TASK INSTRUCTIONS: Copy out each line in the material below that has the word "this".

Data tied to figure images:
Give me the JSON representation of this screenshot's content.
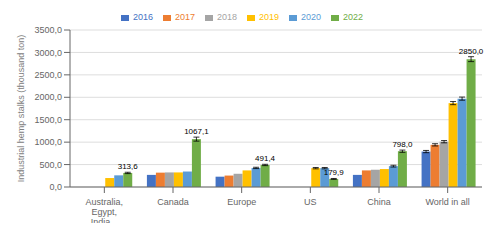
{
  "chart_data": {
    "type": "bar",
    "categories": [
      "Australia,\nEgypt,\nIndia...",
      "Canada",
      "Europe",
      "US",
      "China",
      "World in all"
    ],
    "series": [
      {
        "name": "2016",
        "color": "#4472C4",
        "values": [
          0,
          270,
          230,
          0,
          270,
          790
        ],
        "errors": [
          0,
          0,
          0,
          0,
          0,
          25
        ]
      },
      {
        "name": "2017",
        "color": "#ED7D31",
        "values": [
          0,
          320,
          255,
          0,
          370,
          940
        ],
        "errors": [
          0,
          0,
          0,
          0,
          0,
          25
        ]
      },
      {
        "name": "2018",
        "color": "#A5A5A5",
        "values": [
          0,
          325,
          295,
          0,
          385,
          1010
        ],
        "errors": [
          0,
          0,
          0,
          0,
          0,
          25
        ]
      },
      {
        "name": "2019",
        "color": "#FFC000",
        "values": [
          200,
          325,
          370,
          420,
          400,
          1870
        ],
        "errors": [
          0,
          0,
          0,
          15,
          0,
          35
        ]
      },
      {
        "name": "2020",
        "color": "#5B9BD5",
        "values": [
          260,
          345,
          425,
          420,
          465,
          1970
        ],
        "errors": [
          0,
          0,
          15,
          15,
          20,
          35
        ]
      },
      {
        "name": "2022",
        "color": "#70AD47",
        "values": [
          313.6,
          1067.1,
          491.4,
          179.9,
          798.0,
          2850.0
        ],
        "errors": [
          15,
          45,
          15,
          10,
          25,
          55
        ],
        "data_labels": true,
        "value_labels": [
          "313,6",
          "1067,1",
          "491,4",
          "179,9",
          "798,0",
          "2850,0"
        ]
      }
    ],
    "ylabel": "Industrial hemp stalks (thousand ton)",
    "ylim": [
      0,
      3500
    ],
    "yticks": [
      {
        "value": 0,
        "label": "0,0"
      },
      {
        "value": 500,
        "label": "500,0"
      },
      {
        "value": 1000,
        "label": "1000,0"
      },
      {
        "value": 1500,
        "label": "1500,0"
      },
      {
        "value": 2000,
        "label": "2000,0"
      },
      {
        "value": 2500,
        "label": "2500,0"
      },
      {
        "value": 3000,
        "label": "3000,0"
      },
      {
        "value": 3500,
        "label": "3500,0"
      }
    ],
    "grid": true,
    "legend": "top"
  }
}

---

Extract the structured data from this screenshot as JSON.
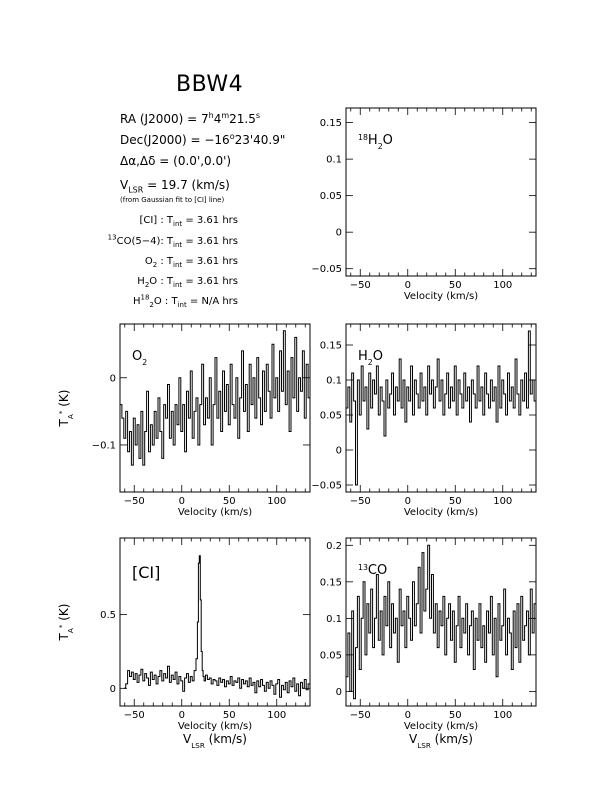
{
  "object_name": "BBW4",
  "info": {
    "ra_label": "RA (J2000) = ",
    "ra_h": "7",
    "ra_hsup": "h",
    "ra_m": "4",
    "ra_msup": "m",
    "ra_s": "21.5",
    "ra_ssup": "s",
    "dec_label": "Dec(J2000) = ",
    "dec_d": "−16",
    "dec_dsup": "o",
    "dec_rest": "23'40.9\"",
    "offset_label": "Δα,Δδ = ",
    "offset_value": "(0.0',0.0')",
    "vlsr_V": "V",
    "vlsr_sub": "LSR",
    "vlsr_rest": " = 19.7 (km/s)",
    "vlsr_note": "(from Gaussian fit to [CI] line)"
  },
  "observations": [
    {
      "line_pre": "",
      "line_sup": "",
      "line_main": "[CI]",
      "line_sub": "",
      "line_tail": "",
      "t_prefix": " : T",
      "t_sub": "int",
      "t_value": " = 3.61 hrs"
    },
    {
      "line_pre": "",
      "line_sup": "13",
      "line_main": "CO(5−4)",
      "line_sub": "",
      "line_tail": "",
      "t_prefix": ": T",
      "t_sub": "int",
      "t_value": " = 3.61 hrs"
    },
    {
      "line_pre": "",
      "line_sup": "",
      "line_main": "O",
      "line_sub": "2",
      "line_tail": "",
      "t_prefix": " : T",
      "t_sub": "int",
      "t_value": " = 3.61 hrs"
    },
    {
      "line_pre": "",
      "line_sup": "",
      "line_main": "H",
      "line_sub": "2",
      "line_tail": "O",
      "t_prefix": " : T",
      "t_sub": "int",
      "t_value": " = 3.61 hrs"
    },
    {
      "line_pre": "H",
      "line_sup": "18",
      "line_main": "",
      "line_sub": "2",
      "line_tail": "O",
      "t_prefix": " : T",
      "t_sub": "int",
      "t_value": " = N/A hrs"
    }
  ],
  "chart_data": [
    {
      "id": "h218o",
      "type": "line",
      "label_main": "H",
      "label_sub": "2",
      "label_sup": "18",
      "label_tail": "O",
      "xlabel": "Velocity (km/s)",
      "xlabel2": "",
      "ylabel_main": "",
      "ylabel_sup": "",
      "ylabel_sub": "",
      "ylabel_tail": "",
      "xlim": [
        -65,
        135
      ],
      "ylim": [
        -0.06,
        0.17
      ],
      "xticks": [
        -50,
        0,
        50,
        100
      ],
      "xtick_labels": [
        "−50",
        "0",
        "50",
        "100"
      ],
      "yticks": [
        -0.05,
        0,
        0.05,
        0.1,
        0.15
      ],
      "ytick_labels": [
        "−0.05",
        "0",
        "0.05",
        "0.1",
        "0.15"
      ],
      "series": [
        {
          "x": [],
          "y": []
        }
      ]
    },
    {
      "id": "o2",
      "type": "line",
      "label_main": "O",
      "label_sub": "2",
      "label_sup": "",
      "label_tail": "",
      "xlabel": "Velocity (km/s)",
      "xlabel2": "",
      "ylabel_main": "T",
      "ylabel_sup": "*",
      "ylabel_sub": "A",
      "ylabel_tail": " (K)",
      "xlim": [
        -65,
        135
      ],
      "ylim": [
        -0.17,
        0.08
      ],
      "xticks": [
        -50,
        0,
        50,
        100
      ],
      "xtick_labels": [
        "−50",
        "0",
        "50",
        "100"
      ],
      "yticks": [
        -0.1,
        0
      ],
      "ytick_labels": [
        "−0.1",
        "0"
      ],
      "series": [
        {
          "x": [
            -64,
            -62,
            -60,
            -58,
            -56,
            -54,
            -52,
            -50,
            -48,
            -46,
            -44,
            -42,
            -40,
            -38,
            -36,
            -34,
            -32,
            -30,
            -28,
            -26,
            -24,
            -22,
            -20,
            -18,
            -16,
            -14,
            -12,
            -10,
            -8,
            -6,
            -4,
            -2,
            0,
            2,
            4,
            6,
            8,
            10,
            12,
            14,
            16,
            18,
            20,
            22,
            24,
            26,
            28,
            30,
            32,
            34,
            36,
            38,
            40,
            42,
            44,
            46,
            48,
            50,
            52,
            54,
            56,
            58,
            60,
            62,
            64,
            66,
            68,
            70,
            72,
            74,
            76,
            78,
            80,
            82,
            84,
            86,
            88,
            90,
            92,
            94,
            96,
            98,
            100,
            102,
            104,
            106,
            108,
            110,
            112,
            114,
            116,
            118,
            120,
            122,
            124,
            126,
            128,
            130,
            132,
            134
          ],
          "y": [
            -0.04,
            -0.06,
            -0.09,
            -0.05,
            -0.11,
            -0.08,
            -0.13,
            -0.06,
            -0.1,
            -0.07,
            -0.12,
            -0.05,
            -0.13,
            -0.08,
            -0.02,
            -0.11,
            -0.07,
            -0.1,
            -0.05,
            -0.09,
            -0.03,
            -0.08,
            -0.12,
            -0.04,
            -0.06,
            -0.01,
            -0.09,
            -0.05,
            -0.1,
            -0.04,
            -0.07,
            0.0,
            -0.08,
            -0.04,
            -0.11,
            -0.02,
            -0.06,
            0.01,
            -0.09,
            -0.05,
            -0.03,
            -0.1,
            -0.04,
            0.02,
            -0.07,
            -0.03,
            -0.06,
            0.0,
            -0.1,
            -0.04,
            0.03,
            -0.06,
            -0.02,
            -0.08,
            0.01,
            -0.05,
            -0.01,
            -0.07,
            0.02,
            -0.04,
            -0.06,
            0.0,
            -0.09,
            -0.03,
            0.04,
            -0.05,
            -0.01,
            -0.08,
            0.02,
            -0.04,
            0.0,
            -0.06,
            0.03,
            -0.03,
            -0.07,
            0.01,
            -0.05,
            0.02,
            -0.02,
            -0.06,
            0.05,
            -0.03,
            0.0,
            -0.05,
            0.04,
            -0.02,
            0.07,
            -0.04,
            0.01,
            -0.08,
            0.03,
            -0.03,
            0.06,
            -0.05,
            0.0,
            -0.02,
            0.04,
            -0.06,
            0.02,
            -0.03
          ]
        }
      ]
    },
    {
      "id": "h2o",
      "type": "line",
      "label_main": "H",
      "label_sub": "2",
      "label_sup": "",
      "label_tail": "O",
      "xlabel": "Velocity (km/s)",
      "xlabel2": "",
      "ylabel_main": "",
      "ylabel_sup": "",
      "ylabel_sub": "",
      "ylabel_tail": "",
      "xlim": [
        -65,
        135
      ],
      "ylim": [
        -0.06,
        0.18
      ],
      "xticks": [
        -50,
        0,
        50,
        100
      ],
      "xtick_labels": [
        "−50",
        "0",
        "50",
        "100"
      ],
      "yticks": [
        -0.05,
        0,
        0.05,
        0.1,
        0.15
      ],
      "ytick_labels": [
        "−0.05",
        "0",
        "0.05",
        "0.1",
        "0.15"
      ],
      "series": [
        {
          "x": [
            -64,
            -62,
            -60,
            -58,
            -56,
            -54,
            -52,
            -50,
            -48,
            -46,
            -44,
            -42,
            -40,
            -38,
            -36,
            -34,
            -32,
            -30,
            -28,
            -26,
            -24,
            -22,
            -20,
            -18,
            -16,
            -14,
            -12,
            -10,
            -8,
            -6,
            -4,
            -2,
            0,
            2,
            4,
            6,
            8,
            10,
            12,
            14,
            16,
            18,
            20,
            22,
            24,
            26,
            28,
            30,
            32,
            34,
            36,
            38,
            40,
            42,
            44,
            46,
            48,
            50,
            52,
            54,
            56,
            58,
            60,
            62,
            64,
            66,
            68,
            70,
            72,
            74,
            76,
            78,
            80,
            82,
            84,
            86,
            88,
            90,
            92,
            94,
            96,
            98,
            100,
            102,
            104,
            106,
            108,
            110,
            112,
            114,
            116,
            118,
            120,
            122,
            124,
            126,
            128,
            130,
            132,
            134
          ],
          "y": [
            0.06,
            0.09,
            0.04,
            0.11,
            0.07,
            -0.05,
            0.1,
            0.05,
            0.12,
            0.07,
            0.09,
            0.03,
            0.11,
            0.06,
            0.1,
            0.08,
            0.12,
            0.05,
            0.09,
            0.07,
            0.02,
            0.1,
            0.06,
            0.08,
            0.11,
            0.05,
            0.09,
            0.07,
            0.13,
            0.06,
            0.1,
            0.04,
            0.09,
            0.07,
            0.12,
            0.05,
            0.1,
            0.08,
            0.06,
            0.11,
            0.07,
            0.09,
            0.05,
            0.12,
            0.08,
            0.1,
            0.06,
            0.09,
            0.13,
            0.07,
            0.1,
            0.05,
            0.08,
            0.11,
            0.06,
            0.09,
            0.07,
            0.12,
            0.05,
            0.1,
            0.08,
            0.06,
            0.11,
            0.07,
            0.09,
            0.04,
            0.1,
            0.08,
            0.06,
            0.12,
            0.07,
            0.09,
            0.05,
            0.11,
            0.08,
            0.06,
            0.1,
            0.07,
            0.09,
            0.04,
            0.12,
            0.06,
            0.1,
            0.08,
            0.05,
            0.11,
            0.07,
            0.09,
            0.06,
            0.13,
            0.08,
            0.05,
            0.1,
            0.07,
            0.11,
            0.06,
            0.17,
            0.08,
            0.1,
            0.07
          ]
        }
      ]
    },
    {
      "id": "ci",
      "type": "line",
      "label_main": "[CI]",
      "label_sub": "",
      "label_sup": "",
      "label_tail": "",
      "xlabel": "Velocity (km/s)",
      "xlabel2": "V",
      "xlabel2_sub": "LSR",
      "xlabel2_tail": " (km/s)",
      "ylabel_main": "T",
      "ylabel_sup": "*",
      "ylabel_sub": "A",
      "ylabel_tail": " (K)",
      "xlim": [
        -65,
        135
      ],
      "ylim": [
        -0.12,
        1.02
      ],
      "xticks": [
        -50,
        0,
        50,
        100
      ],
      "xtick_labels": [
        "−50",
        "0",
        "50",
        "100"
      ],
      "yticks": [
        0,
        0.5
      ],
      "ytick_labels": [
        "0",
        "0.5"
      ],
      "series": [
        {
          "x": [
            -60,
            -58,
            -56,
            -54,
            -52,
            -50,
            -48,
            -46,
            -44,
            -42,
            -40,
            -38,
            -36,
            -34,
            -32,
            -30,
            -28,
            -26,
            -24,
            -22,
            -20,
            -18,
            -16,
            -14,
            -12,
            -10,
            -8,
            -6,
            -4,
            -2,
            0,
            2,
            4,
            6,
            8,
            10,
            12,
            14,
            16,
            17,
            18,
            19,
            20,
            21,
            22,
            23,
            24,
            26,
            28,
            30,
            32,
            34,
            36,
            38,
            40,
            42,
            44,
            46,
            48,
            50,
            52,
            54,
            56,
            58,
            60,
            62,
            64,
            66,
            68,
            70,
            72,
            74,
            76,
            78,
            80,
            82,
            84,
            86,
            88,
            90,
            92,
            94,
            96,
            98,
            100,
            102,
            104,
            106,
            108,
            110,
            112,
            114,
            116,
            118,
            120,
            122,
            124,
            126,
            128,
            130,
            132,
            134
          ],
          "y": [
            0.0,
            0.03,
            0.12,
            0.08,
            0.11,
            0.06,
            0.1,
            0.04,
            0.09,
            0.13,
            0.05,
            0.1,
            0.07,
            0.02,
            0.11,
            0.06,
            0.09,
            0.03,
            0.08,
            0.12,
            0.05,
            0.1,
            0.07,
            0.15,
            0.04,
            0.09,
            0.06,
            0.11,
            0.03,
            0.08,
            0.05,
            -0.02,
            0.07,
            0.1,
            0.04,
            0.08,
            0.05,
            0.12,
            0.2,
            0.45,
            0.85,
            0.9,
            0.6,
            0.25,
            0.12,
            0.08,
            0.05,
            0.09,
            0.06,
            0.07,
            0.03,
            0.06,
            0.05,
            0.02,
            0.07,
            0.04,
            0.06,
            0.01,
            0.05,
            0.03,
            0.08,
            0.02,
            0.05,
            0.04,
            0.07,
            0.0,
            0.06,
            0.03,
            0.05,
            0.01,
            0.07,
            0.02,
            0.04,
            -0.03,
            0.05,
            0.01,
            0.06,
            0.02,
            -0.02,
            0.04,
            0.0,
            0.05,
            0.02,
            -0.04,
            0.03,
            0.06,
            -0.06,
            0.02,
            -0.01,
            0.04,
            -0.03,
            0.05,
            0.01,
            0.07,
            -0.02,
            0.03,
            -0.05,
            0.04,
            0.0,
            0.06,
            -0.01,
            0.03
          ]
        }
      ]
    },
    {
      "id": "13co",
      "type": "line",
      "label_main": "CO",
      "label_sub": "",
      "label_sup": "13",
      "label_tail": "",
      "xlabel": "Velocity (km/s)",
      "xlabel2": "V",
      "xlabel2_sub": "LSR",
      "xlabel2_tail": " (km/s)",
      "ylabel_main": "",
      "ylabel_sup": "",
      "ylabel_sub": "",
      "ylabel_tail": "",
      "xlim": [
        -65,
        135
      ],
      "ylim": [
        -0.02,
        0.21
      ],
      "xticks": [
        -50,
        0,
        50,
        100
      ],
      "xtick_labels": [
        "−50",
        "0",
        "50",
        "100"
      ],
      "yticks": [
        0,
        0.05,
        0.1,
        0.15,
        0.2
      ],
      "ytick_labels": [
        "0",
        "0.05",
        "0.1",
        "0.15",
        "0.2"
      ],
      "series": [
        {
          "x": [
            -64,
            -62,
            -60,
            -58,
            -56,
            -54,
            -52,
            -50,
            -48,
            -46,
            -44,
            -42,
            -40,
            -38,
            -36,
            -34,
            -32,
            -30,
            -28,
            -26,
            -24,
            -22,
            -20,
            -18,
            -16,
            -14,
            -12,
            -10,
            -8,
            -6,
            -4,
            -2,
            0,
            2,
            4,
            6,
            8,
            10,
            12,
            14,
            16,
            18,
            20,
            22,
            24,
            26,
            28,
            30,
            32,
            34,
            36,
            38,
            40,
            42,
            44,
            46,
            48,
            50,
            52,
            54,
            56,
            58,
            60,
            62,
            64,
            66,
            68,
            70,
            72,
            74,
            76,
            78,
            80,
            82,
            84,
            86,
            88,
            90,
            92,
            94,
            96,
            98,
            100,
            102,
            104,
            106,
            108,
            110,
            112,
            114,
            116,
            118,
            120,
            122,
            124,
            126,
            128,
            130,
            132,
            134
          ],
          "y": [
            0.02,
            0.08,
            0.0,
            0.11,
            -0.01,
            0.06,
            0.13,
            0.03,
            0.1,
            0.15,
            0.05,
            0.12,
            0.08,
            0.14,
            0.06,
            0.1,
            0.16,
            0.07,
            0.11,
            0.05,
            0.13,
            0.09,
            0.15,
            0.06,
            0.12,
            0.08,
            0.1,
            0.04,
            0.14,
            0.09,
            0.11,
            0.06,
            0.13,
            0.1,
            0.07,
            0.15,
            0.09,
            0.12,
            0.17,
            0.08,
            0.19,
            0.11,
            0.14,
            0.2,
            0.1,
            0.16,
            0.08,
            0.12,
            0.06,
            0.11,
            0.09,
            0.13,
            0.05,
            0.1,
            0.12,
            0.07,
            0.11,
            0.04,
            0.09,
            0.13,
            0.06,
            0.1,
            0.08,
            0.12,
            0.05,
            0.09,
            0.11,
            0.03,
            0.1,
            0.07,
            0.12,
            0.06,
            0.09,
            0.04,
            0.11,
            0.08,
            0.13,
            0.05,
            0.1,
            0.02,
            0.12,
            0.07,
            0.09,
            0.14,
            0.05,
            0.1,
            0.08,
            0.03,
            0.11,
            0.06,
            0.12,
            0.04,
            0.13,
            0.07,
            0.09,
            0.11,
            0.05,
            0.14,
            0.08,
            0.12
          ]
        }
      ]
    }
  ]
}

EXERCISE SOLUTION:
Give me the JSON representation of this screenshot's content.
Extract the structured data from this screenshot as JSON.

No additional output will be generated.